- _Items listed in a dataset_
==*==

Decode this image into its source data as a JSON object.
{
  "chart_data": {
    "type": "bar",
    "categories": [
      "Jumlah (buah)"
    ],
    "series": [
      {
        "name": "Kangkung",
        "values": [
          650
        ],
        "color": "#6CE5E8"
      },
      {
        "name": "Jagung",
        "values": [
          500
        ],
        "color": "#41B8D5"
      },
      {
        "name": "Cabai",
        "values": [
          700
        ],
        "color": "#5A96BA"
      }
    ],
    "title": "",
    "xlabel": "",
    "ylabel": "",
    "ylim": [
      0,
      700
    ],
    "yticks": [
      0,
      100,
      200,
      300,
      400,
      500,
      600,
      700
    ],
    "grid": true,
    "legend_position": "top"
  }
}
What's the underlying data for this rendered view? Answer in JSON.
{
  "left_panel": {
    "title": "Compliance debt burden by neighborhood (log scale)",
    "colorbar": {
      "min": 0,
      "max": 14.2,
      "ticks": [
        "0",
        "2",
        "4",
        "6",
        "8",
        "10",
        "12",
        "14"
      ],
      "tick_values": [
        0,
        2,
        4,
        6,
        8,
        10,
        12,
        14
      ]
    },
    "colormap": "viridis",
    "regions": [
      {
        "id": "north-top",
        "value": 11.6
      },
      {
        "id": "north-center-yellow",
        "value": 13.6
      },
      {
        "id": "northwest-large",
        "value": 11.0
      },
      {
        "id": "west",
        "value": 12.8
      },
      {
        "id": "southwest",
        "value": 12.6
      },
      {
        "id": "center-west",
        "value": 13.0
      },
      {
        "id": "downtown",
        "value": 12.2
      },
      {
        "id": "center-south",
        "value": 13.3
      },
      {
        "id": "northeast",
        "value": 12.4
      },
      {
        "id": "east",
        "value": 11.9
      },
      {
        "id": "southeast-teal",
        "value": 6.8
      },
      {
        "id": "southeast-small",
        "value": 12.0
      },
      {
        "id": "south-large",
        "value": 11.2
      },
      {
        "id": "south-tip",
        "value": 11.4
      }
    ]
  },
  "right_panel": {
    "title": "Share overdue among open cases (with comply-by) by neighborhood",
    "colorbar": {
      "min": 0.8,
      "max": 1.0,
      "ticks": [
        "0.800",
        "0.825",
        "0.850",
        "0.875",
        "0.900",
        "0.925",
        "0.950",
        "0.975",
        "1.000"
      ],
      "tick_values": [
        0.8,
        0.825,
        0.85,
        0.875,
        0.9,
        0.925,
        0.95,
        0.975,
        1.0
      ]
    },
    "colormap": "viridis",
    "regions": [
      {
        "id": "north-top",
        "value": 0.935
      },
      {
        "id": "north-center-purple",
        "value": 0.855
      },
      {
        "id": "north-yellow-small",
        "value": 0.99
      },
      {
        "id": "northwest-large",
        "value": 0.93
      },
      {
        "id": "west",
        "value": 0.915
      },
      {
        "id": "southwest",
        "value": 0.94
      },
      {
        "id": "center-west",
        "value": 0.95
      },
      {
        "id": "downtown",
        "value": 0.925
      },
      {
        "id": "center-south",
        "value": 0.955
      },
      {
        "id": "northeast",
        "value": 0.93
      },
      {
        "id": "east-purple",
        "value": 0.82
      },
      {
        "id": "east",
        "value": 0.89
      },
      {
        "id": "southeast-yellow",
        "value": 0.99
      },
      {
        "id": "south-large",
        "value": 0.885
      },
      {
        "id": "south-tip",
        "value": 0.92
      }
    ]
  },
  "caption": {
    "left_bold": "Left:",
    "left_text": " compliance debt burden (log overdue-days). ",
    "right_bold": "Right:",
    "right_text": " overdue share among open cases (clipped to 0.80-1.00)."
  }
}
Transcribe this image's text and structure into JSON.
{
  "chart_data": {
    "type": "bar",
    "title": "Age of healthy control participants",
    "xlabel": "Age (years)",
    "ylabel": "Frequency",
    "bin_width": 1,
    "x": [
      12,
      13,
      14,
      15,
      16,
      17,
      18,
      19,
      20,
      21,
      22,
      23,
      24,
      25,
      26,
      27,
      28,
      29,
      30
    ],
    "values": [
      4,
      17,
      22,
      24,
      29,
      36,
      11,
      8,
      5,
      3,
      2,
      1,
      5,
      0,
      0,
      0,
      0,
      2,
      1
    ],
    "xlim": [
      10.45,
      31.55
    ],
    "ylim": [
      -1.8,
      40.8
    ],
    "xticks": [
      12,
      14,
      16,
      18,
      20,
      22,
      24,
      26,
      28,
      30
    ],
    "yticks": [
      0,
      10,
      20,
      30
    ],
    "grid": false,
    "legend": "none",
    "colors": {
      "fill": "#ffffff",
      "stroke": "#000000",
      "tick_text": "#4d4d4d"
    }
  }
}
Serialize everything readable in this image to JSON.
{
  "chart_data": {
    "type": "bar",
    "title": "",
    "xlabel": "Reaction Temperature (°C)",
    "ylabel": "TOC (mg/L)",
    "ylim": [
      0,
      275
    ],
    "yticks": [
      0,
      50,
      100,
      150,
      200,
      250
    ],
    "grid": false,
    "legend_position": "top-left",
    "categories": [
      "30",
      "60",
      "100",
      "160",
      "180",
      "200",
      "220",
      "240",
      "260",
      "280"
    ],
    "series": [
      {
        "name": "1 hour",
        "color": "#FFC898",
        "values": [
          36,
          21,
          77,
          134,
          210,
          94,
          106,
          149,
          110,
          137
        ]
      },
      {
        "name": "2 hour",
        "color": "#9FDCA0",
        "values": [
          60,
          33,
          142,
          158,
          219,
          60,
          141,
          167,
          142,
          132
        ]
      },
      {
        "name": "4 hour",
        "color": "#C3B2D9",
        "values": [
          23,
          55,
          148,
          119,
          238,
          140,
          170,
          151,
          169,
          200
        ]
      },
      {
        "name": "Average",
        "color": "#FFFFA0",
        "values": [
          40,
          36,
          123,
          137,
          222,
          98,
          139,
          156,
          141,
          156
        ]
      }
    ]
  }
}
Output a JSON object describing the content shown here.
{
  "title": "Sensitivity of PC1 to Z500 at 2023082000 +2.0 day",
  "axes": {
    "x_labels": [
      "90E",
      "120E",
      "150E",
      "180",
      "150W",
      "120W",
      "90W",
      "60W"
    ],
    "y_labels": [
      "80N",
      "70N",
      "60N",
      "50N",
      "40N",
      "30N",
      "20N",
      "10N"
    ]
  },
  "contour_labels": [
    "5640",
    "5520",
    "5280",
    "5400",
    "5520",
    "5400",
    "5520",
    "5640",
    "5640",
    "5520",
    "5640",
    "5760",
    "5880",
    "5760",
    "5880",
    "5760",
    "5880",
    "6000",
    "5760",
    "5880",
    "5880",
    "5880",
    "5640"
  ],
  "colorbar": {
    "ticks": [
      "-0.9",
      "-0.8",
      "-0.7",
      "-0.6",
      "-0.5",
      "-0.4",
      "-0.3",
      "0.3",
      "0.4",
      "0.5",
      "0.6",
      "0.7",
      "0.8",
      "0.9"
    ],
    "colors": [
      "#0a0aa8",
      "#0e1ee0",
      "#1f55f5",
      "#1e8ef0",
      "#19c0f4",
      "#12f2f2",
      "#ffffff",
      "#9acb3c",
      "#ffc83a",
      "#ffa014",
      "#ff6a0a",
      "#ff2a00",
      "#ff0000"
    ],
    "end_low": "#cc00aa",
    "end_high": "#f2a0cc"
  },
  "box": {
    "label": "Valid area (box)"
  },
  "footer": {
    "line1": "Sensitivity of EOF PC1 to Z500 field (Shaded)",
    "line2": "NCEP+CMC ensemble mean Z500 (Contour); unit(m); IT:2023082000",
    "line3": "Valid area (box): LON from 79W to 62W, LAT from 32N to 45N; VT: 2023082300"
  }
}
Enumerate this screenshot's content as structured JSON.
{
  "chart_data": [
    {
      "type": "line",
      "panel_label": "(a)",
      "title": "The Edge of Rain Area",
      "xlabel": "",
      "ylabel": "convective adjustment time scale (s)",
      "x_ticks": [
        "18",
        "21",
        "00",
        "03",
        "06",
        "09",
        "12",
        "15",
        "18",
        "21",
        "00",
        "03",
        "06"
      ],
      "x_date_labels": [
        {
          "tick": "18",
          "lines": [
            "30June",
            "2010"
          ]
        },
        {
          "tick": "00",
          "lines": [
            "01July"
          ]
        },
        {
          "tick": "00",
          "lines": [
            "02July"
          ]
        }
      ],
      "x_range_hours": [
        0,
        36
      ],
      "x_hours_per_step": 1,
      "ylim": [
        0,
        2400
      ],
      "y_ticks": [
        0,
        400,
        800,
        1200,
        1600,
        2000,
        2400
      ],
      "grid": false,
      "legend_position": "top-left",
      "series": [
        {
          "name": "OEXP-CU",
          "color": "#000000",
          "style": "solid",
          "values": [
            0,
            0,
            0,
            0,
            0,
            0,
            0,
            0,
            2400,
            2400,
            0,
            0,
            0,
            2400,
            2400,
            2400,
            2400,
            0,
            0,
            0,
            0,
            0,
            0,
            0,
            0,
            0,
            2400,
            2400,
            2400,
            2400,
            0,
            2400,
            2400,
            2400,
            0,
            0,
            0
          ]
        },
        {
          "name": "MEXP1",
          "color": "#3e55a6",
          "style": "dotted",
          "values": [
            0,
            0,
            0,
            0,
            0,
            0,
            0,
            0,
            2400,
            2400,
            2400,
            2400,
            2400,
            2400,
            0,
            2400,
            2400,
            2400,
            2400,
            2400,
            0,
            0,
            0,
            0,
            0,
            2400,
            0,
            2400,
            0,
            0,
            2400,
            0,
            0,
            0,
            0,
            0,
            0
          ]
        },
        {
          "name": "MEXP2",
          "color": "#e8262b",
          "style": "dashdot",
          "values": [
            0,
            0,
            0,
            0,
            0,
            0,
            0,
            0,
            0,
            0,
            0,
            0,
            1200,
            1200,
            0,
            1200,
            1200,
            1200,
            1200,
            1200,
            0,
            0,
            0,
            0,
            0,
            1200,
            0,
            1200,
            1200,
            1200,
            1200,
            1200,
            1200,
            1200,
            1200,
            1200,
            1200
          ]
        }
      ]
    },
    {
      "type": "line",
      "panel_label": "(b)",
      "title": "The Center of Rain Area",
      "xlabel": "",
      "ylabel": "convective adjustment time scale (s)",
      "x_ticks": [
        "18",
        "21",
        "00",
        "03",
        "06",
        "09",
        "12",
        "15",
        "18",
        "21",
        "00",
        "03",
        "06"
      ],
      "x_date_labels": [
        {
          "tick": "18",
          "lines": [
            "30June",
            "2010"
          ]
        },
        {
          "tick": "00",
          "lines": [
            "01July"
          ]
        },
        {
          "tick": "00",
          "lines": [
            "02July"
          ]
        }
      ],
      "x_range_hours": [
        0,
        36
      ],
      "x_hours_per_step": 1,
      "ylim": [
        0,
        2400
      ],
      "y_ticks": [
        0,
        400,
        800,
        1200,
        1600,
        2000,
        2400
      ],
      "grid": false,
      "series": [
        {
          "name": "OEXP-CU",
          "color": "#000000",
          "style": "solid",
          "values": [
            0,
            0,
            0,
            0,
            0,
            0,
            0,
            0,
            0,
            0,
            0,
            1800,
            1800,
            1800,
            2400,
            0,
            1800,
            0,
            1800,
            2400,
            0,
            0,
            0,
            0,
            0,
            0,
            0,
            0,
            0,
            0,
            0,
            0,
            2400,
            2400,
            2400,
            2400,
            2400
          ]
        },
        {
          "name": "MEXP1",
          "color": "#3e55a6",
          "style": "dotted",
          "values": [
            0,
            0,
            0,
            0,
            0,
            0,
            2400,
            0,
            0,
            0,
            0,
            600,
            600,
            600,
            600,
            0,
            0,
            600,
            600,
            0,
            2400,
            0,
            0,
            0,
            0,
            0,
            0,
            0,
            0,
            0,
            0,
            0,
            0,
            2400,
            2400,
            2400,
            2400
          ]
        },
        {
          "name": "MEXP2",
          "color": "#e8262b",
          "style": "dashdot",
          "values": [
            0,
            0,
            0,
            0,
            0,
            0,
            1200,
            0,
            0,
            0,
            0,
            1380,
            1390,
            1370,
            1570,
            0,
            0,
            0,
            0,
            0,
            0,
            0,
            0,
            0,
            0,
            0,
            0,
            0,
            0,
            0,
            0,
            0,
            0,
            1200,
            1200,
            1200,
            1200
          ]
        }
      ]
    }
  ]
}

==*==

- _PROMPT_
Return every line above in which the string "small" occurs.

- _WRITTEN SOLUTION_
        "id": "southeast-small",
        "id": "north-yellow-small",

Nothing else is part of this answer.